>> Begin STORED ROWS

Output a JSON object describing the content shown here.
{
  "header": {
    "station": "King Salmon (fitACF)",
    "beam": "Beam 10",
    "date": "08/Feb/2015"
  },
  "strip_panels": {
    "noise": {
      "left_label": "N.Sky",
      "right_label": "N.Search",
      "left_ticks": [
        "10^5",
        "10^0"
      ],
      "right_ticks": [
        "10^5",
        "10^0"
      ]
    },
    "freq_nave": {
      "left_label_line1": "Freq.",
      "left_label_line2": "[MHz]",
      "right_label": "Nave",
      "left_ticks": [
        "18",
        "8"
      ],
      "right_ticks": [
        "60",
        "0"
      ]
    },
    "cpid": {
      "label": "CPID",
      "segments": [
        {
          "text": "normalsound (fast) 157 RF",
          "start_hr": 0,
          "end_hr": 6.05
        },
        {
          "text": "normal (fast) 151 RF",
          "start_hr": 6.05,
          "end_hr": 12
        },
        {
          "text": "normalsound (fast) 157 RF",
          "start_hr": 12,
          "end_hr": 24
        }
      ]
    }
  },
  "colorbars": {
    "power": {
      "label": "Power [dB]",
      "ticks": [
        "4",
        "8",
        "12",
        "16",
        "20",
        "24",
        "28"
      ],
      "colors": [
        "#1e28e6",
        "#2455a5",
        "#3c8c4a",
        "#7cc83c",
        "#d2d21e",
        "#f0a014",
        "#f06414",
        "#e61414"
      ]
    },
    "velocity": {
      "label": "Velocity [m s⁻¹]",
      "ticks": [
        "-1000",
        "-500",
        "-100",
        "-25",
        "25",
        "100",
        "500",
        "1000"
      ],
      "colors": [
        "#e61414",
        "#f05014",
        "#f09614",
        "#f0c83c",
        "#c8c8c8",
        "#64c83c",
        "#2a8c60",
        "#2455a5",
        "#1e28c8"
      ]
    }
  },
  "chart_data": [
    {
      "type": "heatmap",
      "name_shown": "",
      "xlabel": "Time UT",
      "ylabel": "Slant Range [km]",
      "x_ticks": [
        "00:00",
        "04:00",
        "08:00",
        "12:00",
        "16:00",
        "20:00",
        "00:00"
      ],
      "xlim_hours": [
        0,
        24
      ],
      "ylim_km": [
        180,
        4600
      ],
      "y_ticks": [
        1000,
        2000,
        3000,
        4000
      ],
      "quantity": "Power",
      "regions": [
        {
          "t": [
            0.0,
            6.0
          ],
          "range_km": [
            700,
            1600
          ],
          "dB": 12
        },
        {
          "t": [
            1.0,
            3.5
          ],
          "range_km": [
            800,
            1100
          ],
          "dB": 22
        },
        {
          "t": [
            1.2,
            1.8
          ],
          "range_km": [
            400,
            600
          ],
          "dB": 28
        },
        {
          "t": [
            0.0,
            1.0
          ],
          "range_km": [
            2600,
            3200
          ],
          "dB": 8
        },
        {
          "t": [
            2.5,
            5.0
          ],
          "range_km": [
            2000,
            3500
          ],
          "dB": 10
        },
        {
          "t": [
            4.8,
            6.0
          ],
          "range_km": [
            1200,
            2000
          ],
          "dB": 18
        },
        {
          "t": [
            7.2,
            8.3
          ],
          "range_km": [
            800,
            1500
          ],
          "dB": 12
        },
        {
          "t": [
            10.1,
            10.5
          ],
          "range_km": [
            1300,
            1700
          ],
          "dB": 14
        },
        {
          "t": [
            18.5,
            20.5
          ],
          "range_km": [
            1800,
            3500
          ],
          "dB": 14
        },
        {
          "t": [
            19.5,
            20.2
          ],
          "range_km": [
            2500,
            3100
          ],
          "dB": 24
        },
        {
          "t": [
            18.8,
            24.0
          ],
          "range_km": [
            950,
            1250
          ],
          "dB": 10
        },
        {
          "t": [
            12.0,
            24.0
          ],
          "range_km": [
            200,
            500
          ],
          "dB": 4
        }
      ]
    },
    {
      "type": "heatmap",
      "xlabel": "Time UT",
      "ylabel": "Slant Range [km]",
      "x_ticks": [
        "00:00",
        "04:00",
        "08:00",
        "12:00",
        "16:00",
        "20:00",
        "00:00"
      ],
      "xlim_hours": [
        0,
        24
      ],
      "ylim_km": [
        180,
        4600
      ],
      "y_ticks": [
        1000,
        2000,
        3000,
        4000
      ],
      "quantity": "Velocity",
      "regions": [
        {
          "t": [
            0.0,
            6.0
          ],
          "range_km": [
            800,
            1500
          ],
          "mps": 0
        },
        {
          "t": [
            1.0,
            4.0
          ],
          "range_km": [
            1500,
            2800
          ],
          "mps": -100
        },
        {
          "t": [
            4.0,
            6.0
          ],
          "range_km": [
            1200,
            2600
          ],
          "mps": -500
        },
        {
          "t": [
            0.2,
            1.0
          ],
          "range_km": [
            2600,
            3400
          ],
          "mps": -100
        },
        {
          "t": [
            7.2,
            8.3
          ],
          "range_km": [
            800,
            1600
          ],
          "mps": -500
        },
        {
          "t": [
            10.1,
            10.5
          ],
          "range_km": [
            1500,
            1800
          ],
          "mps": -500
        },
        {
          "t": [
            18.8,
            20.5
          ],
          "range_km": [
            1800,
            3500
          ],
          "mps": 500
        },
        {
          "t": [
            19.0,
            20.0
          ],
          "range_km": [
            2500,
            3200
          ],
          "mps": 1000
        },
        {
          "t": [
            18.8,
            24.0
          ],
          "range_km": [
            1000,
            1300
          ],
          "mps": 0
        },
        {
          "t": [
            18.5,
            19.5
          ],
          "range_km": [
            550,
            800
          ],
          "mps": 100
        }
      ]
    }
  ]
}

>> End STORED ROWS

**WHAT TO WORK ON:** Exactly as they are written, print the entries again.

**THE COMPLETED TASK:**
Output a JSON object describing the content shown here.
{
  "header": {
    "station": "King Salmon (fitACF)",
    "beam": "Beam 10",
    "date": "08/Feb/2015"
  },
  "strip_panels": {
    "noise": {
      "left_label": "N.Sky",
      "right_label": "N.Search",
      "left_ticks": [
        "10^5",
        "10^0"
      ],
      "right_ticks": [
        "10^5",
        "10^0"
      ]
    },
    "freq_nave": {
      "left_label_line1": "Freq.",
      "left_label_line2": "[MHz]",
      "right_label": "Nave",
      "left_ticks": [
        "18",
        "8"
      ],
      "right_ticks": [
        "60",
        "0"
      ]
    },
    "cpid": {
      "label": "CPID",
      "segments": [
        {
          "text": "normalsound (fast) 157 RF",
          "start_hr": 0,
          "end_hr": 6.05
        },
        {
          "text": "normal (fast) 151 RF",
          "start_hr": 6.05,
          "end_hr": 12
        },
        {
          "text": "normalsound (fast) 157 RF",
          "start_hr": 12,
          "end_hr": 24
        }
      ]
    }
  },
  "colorbars": {
    "power": {
      "label": "Power [dB]",
      "ticks": [
        "4",
        "8",
        "12",
        "16",
        "20",
        "24",
        "28"
      ],
      "colors": [
        "#1e28e6",
        "#2455a5",
        "#3c8c4a",
        "#7cc83c",
        "#d2d21e",
        "#f0a014",
        "#f06414",
        "#e61414"
      ]
    },
    "velocity": {
      "label": "Velocity [m s⁻¹]",
      "ticks": [
        "-1000",
        "-500",
        "-100",
        "-25",
        "25",
        "100",
        "500",
        "1000"
      ],
      "colors": [
        "#e61414",
        "#f05014",
        "#f09614",
        "#f0c83c",
        "#c8c8c8",
        "#64c83c",
        "#2a8c60",
        "#2455a5",
        "#1e28c8"
      ]
    }
  },
  "chart_data": [
    {
      "type": "heatmap",
      "name_shown": "",
      "xlabel": "Time UT",
      "ylabel": "Slant Range [km]",
      "x_ticks": [
        "00:00",
        "04:00",
        "08:00",
        "12:00",
        "16:00",
        "20:00",
        "00:00"
      ],
      "xlim_hours": [
        0,
        24
      ],
      "ylim_km": [
        180,
        4600
      ],
      "y_ticks": [
        1000,
        2000,
        3000,
        4000
      ],
      "quantity": "Power",
      "regions": [
        {
          "t": [
            0.0,
            6.0
          ],
          "range_km": [
            700,
            1600
          ],
          "dB": 12
        },
        {
          "t": [
            1.0,
            3.5
          ],
          "range_km": [
            800,
            1100
          ],
          "dB": 22
        },
        {
          "t": [
            1.2,
            1.8
          ],
          "range_km": [
            400,
            600
          ],
          "dB": 28
        },
        {
          "t": [
            0.0,
            1.0
          ],
          "range_km": [
            2600,
            3200
          ],
          "dB": 8
        },
        {
          "t": [
            2.5,
            5.0
          ],
          "range_km": [
            2000,
            3500
          ],
          "dB": 10
        },
        {
          "t": [
            4.8,
            6.0
          ],
          "range_km": [
            1200,
            2000
          ],
          "dB": 18
        },
        {
          "t": [
            7.2,
            8.3
          ],
          "range_km": [
            800,
            1500
          ],
          "dB": 12
        },
        {
          "t": [
            10.1,
            10.5
          ],
          "range_km": [
            1300,
            1700
          ],
          "dB": 14
        },
        {
          "t": [
            18.5,
            20.5
          ],
          "range_km": [
            1800,
            3500
          ],
          "dB": 14
        },
        {
          "t": [
            19.5,
            20.2
          ],
          "range_km": [
            2500,
            3100
          ],
          "dB": 24
        },
        {
          "t": [
            18.8,
            24.0
          ],
          "range_km": [
            950,
            1250
          ],
          "dB": 10
        },
        {
          "t": [
            12.0,
            24.0
          ],
          "range_km": [
            200,
            500
          ],
          "dB": 4
        }
      ]
    },
    {
      "type": "heatmap",
      "xlabel": "Time UT",
      "ylabel": "Slant Range [km]",
      "x_ticks": [
        "00:00",
        "04:00",
        "08:00",
        "12:00",
        "16:00",
        "20:00",
        "00:00"
      ],
      "xlim_hours": [
        0,
        24
      ],
      "ylim_km": [
        180,
        4600
      ],
      "y_ticks": [
        1000,
        2000,
        3000,
        4000
      ],
      "quantity": "Velocity",
      "regions": [
        {
          "t": [
            0.0,
            6.0
          ],
          "range_km": [
            800,
            1500
          ],
          "mps": 0
        },
        {
          "t": [
            1.0,
            4.0
          ],
          "range_km": [
            1500,
            2800
          ],
          "mps": -100
        },
        {
          "t": [
            4.0,
            6.0
          ],
          "range_km": [
            1200,
            2600
          ],
          "mps": -500
        },
        {
          "t": [
            0.2,
            1.0
          ],
          "range_km": [
            2600,
            3400
          ],
          "mps": -100
        },
        {
          "t": [
            7.2,
            8.3
          ],
          "range_km": [
            800,
            1600
          ],
          "mps": -500
        },
        {
          "t": [
            10.1,
            10.5
          ],
          "range_km": [
            1500,
            1800
          ],
          "mps": -500
        },
        {
          "t": [
            18.8,
            20.5
          ],
          "range_km": [
            1800,
            3500
          ],
          "mps": 500
        },
        {
          "t": [
            19.0,
            20.0
          ],
          "range_km": [
            2500,
            3200
          ],
          "mps": 1000
        },
        {
          "t": [
            18.8,
            24.0
          ],
          "range_km": [
            1000,
            1300
          ],
          "mps": 0
        },
        {
          "t": [
            18.5,
            19.5
          ],
          "range_km": [
            550,
            800
          ],
          "mps": 100
        }
      ]
    }
  ]
}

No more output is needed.